### Tarea A
Transcribe sin cambios las líneas de los registros desde la que contiene "Output each element" hasta la que contiene "complemento-label: Complemento: [24, 240, 130, 258]", ambas incluidas.
===== Texto para leer
Recordar es, probablemente, una de las cosas que más me disgustan. Esa elongación de un pasado que doy por muerto pero que aparece y reaparece cada vez en mí. Recordar es un acto reflejo: ¿Cómo explicar que aquello que deseo borrar vuelva insistentemente a mí como una suerte de maleficio?

Sin duda, el recuerdo enferma: lo siento en el estómago y en mis venas, en mis párpados y en mi boca. El recuerdo es indeleble e inevitable. Recuerdo, tatuaje.

Qué difícil es olvidar. Vale la pena decir que no tengo idea de lo que es el olvido, de lo contrario estas líneas carecerían de sentido. Baste decir aquí que el olvido es algo que deseo y que me ha sido muy esquivo. Por eso odio las fotos, los videos caseros y los mensajes guardados en una carpeta del correo electrónico. Odio el culto a la memoria y detesto los objetos que no son objetos sino signos de un pasado que niega su propia condición y condena al sujeto bajo la forma de un presente eterno. Odio recordar. Es doloroso.

Sin embargo lo más curioso es que aunque lo que ya pasó no importe o, al menos, carezca de importancia (que no es lo mismo) el recuerdo es como un fantasma que se niega a abandonar nuestra morada. No hay exorcismo que valga.

No hay recuerdos gratos: lo infeliz atormenta y lo feliz despierta la añoranza, en ambos casos, carencia. Entonces...¿Para qué recordar? No tiene mucho sentido y sin embargo, siempre estamos en eso. Esta es una vida de recuerdos.

Cuando alguien se va te da algo y te dice: “Para que te acuerdes de mí”. Una carta, una bufanda o cualquier otra de esas tonterías que hemos inventado. De nuevo: “¿Para qué recordarte?” No hay felicidad en el recuerdo y vivir del recuerdo es como no vivir. La memoria debe ser quemada.
==========
===== Datos extraídos
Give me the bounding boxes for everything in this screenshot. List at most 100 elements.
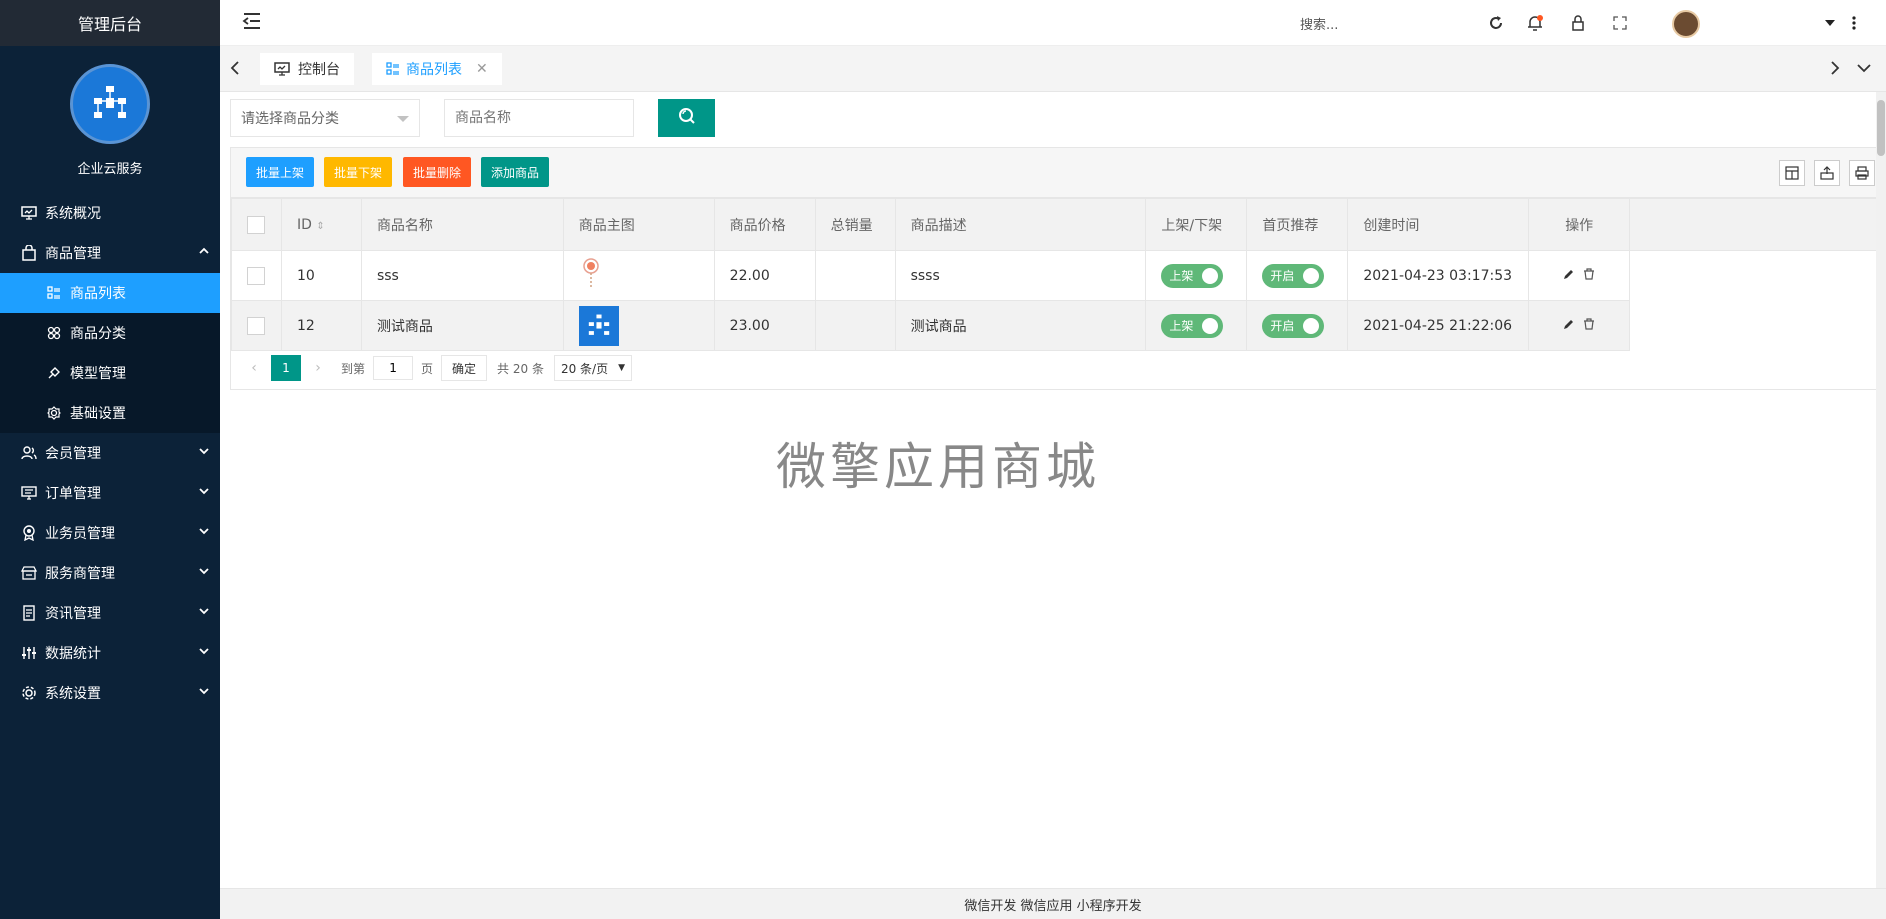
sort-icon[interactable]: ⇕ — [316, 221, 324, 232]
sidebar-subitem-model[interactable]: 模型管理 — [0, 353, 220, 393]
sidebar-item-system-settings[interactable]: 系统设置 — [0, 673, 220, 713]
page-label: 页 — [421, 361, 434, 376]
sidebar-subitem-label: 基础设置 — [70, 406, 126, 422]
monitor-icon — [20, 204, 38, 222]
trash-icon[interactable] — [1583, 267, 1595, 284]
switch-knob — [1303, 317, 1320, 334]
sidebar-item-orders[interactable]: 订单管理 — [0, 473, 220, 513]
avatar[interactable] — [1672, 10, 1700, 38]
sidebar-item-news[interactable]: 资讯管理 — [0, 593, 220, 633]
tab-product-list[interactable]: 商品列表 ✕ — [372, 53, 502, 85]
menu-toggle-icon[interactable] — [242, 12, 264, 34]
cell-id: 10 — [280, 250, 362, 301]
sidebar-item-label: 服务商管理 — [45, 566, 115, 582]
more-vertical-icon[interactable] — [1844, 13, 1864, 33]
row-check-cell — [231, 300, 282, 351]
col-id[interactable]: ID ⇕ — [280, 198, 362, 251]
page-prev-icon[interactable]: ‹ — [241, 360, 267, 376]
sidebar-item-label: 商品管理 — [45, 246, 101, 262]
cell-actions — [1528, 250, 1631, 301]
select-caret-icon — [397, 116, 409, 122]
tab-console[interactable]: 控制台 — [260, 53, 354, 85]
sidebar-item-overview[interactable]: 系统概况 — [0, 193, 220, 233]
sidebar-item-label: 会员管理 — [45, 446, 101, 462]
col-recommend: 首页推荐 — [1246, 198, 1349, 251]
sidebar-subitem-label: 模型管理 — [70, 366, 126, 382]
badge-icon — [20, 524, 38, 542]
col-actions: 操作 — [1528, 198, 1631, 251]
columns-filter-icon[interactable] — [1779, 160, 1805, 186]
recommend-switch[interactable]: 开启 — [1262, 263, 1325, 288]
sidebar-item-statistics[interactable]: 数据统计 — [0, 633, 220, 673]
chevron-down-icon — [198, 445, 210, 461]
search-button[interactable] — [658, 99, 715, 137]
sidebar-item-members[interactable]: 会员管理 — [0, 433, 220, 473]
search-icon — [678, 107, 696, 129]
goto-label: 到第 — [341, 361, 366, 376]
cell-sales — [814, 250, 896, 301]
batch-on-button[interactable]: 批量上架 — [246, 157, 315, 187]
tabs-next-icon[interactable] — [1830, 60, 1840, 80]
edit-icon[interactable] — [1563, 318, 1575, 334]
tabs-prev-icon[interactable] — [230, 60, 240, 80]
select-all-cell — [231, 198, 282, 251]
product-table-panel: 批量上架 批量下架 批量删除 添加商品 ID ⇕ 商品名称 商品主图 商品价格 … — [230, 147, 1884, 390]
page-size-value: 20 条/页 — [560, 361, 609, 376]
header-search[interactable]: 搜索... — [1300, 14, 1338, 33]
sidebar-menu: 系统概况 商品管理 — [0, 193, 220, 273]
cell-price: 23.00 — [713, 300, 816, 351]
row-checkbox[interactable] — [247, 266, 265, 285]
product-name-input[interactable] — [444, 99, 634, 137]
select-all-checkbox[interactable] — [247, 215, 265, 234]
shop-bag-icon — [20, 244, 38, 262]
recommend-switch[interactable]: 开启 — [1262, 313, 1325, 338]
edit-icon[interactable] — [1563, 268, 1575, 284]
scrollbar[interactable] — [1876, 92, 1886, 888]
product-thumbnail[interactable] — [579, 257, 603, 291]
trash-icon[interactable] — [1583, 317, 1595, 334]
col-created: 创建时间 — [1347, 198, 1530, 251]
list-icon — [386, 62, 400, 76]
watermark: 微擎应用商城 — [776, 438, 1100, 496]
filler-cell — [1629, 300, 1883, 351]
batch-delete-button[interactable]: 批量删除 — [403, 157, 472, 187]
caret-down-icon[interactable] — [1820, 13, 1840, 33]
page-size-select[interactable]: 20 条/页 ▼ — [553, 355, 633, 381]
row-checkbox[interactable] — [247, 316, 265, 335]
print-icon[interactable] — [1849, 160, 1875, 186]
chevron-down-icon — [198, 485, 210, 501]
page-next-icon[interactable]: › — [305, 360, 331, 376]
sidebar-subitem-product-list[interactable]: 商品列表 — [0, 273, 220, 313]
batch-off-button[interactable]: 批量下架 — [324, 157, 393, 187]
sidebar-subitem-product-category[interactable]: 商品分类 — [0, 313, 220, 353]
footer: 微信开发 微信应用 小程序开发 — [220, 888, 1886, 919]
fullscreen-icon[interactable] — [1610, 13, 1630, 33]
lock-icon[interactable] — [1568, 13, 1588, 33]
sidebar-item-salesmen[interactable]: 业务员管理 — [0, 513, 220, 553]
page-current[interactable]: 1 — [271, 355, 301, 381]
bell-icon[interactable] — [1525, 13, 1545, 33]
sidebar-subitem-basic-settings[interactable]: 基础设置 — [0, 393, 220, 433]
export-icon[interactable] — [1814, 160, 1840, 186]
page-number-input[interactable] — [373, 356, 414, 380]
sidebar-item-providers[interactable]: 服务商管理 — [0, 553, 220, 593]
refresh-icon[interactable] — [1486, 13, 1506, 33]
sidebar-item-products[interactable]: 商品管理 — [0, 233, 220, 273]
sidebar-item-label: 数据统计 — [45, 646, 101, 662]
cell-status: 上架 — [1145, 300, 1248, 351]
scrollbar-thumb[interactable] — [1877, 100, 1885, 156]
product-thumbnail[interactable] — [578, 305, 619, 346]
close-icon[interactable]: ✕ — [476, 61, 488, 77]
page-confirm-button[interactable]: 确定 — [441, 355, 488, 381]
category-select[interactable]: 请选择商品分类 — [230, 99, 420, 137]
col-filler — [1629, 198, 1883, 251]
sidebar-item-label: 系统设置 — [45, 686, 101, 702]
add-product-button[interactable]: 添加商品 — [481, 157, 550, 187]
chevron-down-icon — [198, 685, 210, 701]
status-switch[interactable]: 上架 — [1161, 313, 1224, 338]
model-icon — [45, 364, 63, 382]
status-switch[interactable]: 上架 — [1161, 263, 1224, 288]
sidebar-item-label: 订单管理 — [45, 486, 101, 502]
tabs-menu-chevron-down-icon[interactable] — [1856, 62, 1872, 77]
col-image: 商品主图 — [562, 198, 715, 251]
==========
===== Datos extraídos
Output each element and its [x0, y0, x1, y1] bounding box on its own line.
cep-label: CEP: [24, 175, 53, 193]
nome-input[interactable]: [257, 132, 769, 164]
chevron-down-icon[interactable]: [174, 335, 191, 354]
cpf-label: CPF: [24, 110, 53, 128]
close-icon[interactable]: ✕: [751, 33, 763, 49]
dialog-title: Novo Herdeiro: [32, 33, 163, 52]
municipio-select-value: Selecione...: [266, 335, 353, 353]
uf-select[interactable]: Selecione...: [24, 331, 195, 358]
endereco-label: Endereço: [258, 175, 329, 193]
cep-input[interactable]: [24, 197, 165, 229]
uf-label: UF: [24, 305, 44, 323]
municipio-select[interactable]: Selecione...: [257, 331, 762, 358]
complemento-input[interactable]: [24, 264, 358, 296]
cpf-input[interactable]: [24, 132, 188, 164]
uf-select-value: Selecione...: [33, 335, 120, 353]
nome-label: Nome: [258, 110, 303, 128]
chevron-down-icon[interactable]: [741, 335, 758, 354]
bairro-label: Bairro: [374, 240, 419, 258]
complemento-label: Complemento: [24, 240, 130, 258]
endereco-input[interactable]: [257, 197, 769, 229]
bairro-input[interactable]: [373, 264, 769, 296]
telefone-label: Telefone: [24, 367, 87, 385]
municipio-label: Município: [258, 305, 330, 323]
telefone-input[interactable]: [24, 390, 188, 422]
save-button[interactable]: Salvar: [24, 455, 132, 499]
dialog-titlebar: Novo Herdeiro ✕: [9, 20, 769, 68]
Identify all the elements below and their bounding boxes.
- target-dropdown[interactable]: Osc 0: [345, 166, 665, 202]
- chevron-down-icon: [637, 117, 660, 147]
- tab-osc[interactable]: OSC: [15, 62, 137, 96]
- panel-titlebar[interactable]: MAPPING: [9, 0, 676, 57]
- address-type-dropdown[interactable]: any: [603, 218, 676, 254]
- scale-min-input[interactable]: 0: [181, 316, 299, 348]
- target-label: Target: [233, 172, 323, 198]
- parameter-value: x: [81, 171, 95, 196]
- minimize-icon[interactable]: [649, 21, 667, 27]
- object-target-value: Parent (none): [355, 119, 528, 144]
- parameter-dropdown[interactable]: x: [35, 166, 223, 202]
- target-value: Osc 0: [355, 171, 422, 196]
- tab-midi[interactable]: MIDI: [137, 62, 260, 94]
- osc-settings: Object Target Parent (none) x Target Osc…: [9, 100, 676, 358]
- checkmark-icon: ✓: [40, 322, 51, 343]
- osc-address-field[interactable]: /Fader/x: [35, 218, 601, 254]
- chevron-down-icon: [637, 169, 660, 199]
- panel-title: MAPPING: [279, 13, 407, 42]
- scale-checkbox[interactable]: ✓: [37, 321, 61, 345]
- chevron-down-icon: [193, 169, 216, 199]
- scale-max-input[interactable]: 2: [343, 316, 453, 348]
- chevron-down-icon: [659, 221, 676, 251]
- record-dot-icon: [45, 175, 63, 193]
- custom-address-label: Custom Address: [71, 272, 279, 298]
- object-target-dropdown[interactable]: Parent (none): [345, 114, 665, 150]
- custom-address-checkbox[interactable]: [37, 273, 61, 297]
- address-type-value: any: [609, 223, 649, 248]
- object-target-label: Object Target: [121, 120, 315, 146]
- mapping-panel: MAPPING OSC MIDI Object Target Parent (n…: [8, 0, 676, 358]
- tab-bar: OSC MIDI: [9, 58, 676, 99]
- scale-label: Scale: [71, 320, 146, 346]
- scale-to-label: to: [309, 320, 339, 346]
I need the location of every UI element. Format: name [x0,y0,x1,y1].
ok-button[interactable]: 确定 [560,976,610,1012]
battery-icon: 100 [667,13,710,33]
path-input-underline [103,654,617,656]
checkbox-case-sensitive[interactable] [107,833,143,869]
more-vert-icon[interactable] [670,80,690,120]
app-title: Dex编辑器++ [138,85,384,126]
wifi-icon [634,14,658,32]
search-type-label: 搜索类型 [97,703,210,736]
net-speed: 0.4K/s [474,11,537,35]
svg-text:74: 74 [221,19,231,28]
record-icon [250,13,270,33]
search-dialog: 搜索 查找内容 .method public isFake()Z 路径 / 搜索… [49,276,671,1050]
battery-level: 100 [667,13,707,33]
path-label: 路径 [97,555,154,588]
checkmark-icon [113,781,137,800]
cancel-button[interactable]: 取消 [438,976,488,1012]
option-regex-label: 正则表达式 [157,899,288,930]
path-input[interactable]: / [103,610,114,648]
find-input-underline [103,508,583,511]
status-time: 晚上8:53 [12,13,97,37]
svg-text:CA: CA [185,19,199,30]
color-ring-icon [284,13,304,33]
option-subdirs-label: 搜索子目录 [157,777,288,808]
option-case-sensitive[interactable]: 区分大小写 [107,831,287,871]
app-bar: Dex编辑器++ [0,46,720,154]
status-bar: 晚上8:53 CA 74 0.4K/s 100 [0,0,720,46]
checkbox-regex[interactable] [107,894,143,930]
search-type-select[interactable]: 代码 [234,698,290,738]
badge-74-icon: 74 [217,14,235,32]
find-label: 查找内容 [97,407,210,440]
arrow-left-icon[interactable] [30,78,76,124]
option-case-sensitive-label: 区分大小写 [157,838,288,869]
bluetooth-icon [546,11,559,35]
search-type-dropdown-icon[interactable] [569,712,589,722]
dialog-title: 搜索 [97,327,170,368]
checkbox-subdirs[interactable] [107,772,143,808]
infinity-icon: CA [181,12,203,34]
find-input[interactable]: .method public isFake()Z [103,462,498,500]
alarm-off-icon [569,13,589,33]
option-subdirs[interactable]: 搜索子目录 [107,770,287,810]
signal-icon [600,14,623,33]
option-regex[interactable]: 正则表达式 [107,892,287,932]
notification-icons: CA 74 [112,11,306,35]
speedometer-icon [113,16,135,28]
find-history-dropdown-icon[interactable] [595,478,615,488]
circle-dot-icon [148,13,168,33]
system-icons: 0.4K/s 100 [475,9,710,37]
==========
### Tarea B
Reproduce palabra por palabra el fragmento del texto sobre el recuerdo desde "Sin duda, el" hasta "recordar. Es doloroso.".

### Resultado final A
Output each element and its [x0, y0, x1, y1] bounding box on its own line.
cep-label: CEP: [24, 175, 53, 193]
nome-input[interactable]: [257, 132, 769, 164]
chevron-down-icon[interactable]: [174, 335, 191, 354]
cpf-label: CPF: [24, 110, 53, 128]
close-icon[interactable]: ✕: [751, 33, 763, 49]
dialog-title: Novo Herdeiro: [32, 33, 163, 52]
municipio-select-value: Selecione...: [266, 335, 353, 353]
uf-select[interactable]: Selecione...: [24, 331, 195, 358]
endereco-label: Endereço: [258, 175, 329, 193]
cep-input[interactable]: [24, 197, 165, 229]
uf-label: UF: [24, 305, 44, 323]
municipio-select[interactable]: Selecione...: [257, 331, 762, 358]
complemento-input[interactable]: [24, 264, 358, 296]
cpf-input[interactable]: [24, 132, 188, 164]
uf-select-value: Selecione...: [33, 335, 120, 353]
nome-label: Nome: [258, 110, 303, 128]
chevron-down-icon[interactable]: [741, 335, 758, 354]
bairro-label: Bairro: [374, 240, 419, 258]
complemento-label: Complemento: [24, 240, 130, 258]

### Resultado final B
Sin duda, el recuerdo enferma: lo siento en el estómago y en mis venas, en mis párpados y en mi boca. El recuerdo es indeleble e inevitable. Recuerdo, tatuaje.

Qué difícil es olvidar. Vale la pena decir que no tengo idea de lo que es el olvido, de lo contrario estas líneas carecerían de sentido. Baste decir aquí que el olvido es algo que deseo y que me ha sido muy esquivo. Por eso odio las fotos, los videos caseros y los mensajes guardados en una carpeta del correo electrónico. Odio el culto a la memoria y detesto los objetos que no son objetos sino signos de un pasado que niega su propia condición y condena al sujeto bajo la forma de un presente eterno. Odio recordar. Es doloroso.